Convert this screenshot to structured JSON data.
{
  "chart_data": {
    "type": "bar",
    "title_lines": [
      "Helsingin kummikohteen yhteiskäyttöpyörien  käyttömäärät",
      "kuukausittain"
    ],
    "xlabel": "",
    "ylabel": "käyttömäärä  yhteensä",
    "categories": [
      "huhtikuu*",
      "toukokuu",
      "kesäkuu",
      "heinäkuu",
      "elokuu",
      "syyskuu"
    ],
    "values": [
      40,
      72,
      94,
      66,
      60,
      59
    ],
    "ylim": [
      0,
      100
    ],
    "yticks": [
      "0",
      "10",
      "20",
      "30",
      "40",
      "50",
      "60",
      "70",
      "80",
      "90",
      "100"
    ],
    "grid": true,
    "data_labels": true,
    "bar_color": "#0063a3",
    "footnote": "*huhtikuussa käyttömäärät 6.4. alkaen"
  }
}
#####
▸ SHORT EXERCISE
Copy out the whole listing, exactly as written.

▸ ANSWER FOR THE TASK
Convert this screenshot to structured JSON data.
{
  "chart_data": {
    "type": "bar",
    "title_lines": [
      "Helsingin kummikohteen yhteiskäyttöpyörien  käyttömäärät",
      "kuukausittain"
    ],
    "xlabel": "",
    "ylabel": "käyttömäärä  yhteensä",
    "categories": [
      "huhtikuu*",
      "toukokuu",
      "kesäkuu",
      "heinäkuu",
      "elokuu",
      "syyskuu"
    ],
    "values": [
      40,
      72,
      94,
      66,
      60,
      59
    ],
    "ylim": [
      0,
      100
    ],
    "yticks": [
      "0",
      "10",
      "20",
      "30",
      "40",
      "50",
      "60",
      "70",
      "80",
      "90",
      "100"
    ],
    "grid": true,
    "data_labels": true,
    "bar_color": "#0063a3",
    "footnote": "*huhtikuussa käyttömäärät 6.4. alkaen"
  }
}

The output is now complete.